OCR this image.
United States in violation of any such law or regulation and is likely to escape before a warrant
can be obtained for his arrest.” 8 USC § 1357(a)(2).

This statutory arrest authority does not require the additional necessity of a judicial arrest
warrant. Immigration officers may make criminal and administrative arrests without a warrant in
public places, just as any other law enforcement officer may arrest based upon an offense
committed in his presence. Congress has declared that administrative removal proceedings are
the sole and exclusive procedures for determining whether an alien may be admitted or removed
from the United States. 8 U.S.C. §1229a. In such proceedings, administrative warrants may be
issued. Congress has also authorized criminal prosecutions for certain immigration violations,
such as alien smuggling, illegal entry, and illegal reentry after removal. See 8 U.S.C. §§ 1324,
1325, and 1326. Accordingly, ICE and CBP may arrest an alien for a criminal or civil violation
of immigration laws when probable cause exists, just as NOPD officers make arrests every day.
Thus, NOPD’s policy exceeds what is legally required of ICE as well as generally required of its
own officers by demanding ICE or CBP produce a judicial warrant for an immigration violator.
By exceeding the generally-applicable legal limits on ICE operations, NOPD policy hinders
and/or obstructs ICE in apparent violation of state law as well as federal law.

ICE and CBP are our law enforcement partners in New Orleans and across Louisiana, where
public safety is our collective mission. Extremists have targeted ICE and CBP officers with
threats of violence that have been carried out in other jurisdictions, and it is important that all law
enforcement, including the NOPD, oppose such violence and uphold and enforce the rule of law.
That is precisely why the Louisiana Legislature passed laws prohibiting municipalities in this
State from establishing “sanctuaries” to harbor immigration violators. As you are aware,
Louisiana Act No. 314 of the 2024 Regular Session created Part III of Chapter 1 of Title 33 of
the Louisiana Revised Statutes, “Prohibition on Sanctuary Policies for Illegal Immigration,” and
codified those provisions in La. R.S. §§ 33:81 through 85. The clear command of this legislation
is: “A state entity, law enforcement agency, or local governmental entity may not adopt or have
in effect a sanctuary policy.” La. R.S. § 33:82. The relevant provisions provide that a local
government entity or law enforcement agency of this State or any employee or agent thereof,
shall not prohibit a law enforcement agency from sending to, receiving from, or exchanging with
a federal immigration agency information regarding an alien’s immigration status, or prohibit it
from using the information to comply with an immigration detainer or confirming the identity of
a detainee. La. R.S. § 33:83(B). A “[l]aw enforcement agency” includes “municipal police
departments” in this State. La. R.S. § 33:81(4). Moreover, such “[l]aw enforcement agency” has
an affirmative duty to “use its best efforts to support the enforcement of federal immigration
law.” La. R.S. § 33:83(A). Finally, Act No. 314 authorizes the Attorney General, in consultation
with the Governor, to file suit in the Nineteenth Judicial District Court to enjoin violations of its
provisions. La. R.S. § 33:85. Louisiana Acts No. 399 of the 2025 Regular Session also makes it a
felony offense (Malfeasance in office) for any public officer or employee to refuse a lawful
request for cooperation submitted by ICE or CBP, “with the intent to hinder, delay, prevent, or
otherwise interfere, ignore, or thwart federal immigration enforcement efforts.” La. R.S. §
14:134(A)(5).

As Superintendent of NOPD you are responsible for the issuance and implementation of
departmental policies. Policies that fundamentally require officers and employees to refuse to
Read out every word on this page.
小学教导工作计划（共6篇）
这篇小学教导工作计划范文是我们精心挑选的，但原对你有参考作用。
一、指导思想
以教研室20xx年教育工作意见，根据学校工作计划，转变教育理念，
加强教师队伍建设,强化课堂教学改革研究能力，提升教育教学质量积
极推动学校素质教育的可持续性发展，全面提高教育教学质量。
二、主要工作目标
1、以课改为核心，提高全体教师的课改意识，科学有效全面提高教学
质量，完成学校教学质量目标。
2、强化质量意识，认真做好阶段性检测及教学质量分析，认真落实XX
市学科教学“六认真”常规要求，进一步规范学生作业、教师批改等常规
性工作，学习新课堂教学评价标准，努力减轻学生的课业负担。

▶ **PROBLEM TO WORK ON**: Emit the full listing verbatim.

▶ **EXERCISE ANSWER**:
OCR this image.
United States in violation of any such law or regulation and is likely to escape before a warrant
can be obtained for his arrest.” 8 USC § 1357(a)(2).

This statutory arrest authority does not require the additional necessity of a judicial arrest
warrant. Immigration officers may make criminal and administrative arrests without a warrant in
public places, just as any other law enforcement officer may arrest based upon an offense
committed in his presence. Congress has declared that administrative removal proceedings are
the sole and exclusive procedures for determining whether an alien may be admitted or removed
from the United States. 8 U.S.C. §1229a. In such proceedings, administrative warrants may be
issued. Congress has also authorized criminal prosecutions for certain immigration violations,
such as alien smuggling, illegal entry, and illegal reentry after removal. See 8 U.S.C. §§ 1324,
1325, and 1326. Accordingly, ICE and CBP may arrest an alien for a criminal or civil violation
of immigration laws when probable cause exists, just as NOPD officers make arrests every day.
Thus, NOPD’s policy exceeds what is legally required of ICE as well as generally required of its
own officers by demanding ICE or CBP produce a judicial warrant for an immigration violator.
By exceeding the generally-applicable legal limits on ICE operations, NOPD policy hinders
and/or obstructs ICE in apparent violation of state law as well as federal law.

ICE and CBP are our law enforcement partners in New Orleans and across Louisiana, where
public safety is our collective mission. Extremists have targeted ICE and CBP officers with
threats of violence that have been carried out in other jurisdictions, and it is important that all law
enforcement, including the NOPD, oppose such violence and uphold and enforce the rule of law.
That is precisely why the Louisiana Legislature passed laws prohibiting municipalities in this
State from establishing “sanctuaries” to harbor immigration violators. As you are aware,
Louisiana Act No. 314 of the 2024 Regular Session created Part III of Chapter 1 of Title 33 of
the Louisiana Revised Statutes, “Prohibition on Sanctuary Policies for Illegal Immigration,” and
codified those provisions in La. R.S. §§ 33:81 through 85. The clear command of this legislation
is: “A state entity, law enforcement agency, or local governmental entity may not adopt or have
in effect a sanctuary policy.” La. R.S. § 33:82. The relevant provisions provide that a local
government entity or law enforcement agency of this State or any employee or agent thereof,
shall not prohibit a law enforcement agency from sending to, receiving from, or exchanging with
a federal immigration agency information regarding an alien’s immigration status, or prohibit it
from using the information to comply with an immigration detainer or confirming the identity of
a detainee. La. R.S. § 33:83(B). A “[l]aw enforcement agency” includes “municipal police
departments” in this State. La. R.S. § 33:81(4). Moreover, such “[l]aw enforcement agency” has
an affirmative duty to “use its best efforts to support the enforcement of federal immigration
law.” La. R.S. § 33:83(A). Finally, Act No. 314 authorizes the Attorney General, in consultation
with the Governor, to file suit in the Nineteenth Judicial District Court to enjoin violations of its
provisions. La. R.S. § 33:85. Louisiana Acts No. 399 of the 2025 Regular Session also makes it a
felony offense (Malfeasance in office) for any public officer or employee to refuse a lawful
request for cooperation submitted by ICE or CBP, “with the intent to hinder, delay, prevent, or
otherwise interfere, ignore, or thwart federal immigration enforcement efforts.” La. R.S. §
14:134(A)(5).

As Superintendent of NOPD you are responsible for the issuance and implementation of
departmental policies. Policies that fundamentally require officers and employees to refuse to
Read out every word on this page.
小学教导工作计划（共6篇）
这篇小学教导工作计划范文是我们精心挑选的，但原对你有参考作用。
一、指导思想
以教研室20xx年教育工作意见，根据学校工作计划，转变教育理念，
加强教师队伍建设,强化课堂教学改革研究能力，提升教育教学质量积
极推动学校素质教育的可持续性发展，全面提高教育教学质量。
二、主要工作目标
1、以课改为核心，提高全体教师的课改意识，科学有效全面提高教学
质量，完成学校教学质量目标。
2、强化质量意识，认真做好阶段性检测及教学质量分析，认真落实XX
市学科教学“六认真”常规要求，进一步规范学生作业、教师批改等常规
性工作，学习新课堂教学评价标准，努力减轻学生的课业负担。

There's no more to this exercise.